**What needs to be done**: Extract the full set of records that follows, word for word.

**Given records**:
•••

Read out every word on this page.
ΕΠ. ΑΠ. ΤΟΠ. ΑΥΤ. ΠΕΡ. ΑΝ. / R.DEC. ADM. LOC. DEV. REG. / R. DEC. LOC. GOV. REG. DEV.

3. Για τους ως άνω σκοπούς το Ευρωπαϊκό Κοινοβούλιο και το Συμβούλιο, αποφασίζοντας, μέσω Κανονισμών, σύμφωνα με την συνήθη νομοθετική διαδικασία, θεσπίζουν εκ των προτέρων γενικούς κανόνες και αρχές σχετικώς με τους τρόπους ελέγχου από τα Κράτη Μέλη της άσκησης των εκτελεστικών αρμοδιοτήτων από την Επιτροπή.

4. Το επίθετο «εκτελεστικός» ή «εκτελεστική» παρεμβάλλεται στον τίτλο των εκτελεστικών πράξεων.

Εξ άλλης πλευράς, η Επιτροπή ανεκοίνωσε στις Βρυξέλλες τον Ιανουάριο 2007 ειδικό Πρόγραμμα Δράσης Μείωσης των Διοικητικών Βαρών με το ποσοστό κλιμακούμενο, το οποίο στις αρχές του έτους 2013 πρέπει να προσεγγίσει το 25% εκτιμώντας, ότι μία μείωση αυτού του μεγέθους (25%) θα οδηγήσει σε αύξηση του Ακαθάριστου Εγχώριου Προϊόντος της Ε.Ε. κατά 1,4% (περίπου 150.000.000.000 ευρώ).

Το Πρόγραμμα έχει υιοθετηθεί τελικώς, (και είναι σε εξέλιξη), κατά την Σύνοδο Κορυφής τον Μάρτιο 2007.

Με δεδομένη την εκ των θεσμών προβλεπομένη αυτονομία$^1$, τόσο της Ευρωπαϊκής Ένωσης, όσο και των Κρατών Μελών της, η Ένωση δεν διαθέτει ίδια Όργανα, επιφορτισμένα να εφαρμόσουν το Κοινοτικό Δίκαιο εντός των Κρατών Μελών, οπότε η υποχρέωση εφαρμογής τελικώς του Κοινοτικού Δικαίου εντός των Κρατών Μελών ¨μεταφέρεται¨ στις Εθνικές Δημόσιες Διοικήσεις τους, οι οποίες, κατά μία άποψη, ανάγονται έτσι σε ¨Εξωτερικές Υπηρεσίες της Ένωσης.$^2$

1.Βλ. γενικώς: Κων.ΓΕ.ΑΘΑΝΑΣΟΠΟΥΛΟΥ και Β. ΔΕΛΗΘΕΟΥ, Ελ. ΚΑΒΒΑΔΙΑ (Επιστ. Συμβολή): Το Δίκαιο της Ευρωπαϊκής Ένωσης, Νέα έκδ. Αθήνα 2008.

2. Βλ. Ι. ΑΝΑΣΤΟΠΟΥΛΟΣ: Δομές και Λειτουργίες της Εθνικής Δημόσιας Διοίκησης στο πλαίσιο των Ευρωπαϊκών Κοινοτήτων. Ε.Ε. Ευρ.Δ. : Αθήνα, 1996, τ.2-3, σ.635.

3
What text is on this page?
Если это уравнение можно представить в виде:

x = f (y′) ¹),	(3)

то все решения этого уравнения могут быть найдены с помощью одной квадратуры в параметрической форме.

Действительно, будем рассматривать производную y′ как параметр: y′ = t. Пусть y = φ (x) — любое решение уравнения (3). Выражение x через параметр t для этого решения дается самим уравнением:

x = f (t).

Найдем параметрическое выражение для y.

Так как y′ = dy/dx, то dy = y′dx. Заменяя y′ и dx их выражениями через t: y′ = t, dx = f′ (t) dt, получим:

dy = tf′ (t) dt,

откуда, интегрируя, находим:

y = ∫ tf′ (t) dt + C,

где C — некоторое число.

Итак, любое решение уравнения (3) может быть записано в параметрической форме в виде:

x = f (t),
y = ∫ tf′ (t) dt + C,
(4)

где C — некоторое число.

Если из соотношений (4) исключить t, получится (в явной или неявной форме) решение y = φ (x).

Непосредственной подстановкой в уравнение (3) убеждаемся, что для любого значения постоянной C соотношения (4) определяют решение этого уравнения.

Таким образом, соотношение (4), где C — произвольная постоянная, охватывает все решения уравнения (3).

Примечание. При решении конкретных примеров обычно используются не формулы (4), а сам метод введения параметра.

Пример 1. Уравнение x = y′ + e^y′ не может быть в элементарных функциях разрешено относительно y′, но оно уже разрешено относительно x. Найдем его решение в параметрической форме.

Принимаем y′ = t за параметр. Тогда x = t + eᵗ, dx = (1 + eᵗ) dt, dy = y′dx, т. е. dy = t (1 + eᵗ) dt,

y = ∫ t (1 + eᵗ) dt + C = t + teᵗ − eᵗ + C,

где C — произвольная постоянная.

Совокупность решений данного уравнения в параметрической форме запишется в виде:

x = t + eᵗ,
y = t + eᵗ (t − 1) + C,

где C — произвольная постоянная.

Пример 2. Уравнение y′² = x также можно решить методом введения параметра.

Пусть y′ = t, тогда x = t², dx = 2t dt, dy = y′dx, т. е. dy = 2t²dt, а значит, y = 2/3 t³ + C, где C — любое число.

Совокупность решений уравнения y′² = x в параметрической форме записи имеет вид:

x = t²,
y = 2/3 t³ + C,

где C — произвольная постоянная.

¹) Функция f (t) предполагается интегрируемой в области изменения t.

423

•••

**Worked solution**:
Read out every word on this page.
ΕΠ. ΑΠ. ΤΟΠ. ΑΥΤ. ΠΕΡ. ΑΝ. / R.DEC. ADM. LOC. DEV. REG. / R. DEC. LOC. GOV. REG. DEV.

3. Για τους ως άνω σκοπούς το Ευρωπαϊκό Κοινοβούλιο και το Συμβούλιο, αποφασίζοντας, μέσω Κανονισμών, σύμφωνα με την συνήθη νομοθετική διαδικασία, θεσπίζουν εκ των προτέρων γενικούς κανόνες και αρχές σχετικώς με τους τρόπους ελέγχου από τα Κράτη Μέλη της άσκησης των εκτελεστικών αρμοδιοτήτων από την Επιτροπή.

4. Το επίθετο «εκτελεστικός» ή «εκτελεστική» παρεμβάλλεται στον τίτλο των εκτελεστικών πράξεων.

Εξ άλλης πλευράς, η Επιτροπή ανεκοίνωσε στις Βρυξέλλες τον Ιανουάριο 2007 ειδικό Πρόγραμμα Δράσης Μείωσης των Διοικητικών Βαρών με το ποσοστό κλιμακούμενο, το οποίο στις αρχές του έτους 2013 πρέπει να προσεγγίσει το 25% εκτιμώντας, ότι μία μείωση αυτού του μεγέθους (25%) θα οδηγήσει σε αύξηση του Ακαθάριστου Εγχώριου Προϊόντος της Ε.Ε. κατά 1,4% (περίπου 150.000.000.000 ευρώ).

Το Πρόγραμμα έχει υιοθετηθεί τελικώς, (και είναι σε εξέλιξη), κατά την Σύνοδο Κορυφής τον Μάρτιο 2007.

Με δεδομένη την εκ των θεσμών προβλεπομένη αυτονομία$^1$, τόσο της Ευρωπαϊκής Ένωσης, όσο και των Κρατών Μελών της, η Ένωση δεν διαθέτει ίδια Όργανα, επιφορτισμένα να εφαρμόσουν το Κοινοτικό Δίκαιο εντός των Κρατών Μελών, οπότε η υποχρέωση εφαρμογής τελικώς του Κοινοτικού Δικαίου εντός των Κρατών Μελών ¨μεταφέρεται¨ στις Εθνικές Δημόσιες Διοικήσεις τους, οι οποίες, κατά μία άποψη, ανάγονται έτσι σε ¨Εξωτερικές Υπηρεσίες της Ένωσης.$^2$

1.Βλ. γενικώς: Κων.ΓΕ.ΑΘΑΝΑΣΟΠΟΥΛΟΥ και Β. ΔΕΛΗΘΕΟΥ, Ελ. ΚΑΒΒΑΔΙΑ (Επιστ. Συμβολή): Το Δίκαιο της Ευρωπαϊκής Ένωσης, Νέα έκδ. Αθήνα 2008.

2. Βλ. Ι. ΑΝΑΣΤΟΠΟΥΛΟΣ: Δομές και Λειτουργίες της Εθνικής Δημόσιας Διοίκησης στο πλαίσιο των Ευρωπαϊκών Κοινοτήτων. Ε.Ε. Ευρ.Δ. : Αθήνα, 1996, τ.2-3, σ.635.

3
What text is on this page?
Если это уравнение можно представить в виде:

x = f (y′) ¹),	(3)

то все решения этого уравнения могут быть найдены с помощью одной квадратуры в параметрической форме.

Действительно, будем рассматривать производную y′ как параметр: y′ = t. Пусть y = φ (x) — любое решение уравнения (3). Выражение x через параметр t для этого решения дается самим уравнением:

x = f (t).

Найдем параметрическое выражение для y.

Так как y′ = dy/dx, то dy = y′dx. Заменяя y′ и dx их выражениями через t: y′ = t, dx = f′ (t) dt, получим:

dy = tf′ (t) dt,

откуда, интегрируя, находим:

y = ∫ tf′ (t) dt + C,

где C — некоторое число.

Итак, любое решение уравнения (3) может быть записано в параметрической форме в виде:

x = f (t),
y = ∫ tf′ (t) dt + C,
(4)

где C — некоторое число.

Если из соотношений (4) исключить t, получится (в явной или неявной форме) решение y = φ (x).

Непосредственной подстановкой в уравнение (3) убеждаемся, что для любого значения постоянной C соотношения (4) определяют решение этого уравнения.

Таким образом, соотношение (4), где C — произвольная постоянная, охватывает все решения уравнения (3).

Примечание. При решении конкретных примеров обычно используются не формулы (4), а сам метод введения параметра.

Пример 1. Уравнение x = y′ + e^y′ не может быть в элементарных функциях разрешено относительно y′, но оно уже разрешено относительно x. Найдем его решение в параметрической форме.

Принимаем y′ = t за параметр. Тогда x = t + eᵗ, dx = (1 + eᵗ) dt, dy = y′dx, т. е. dy = t (1 + eᵗ) dt,

y = ∫ t (1 + eᵗ) dt + C = t + teᵗ − eᵗ + C,

где C — произвольная постоянная.

Совокупность решений данного уравнения в параметрической форме запишется в виде:

x = t + eᵗ,
y = t + eᵗ (t − 1) + C,

где C — произвольная постоянная.

Пример 2. Уравнение y′² = x также можно решить методом введения параметра.

Пусть y′ = t, тогда x = t², dx = 2t dt, dy = y′dx, т. е. dy = 2t²dt, а значит, y = 2/3 t³ + C, где C — любое число.

Совокупность решений уравнения y′² = x в параметрической форме записи имеет вид:

x = t²,
y = 2/3 t³ + C,

где C — произвольная постоянная.

¹) Функция f (t) предполагается интегрируемой в области изменения t.

423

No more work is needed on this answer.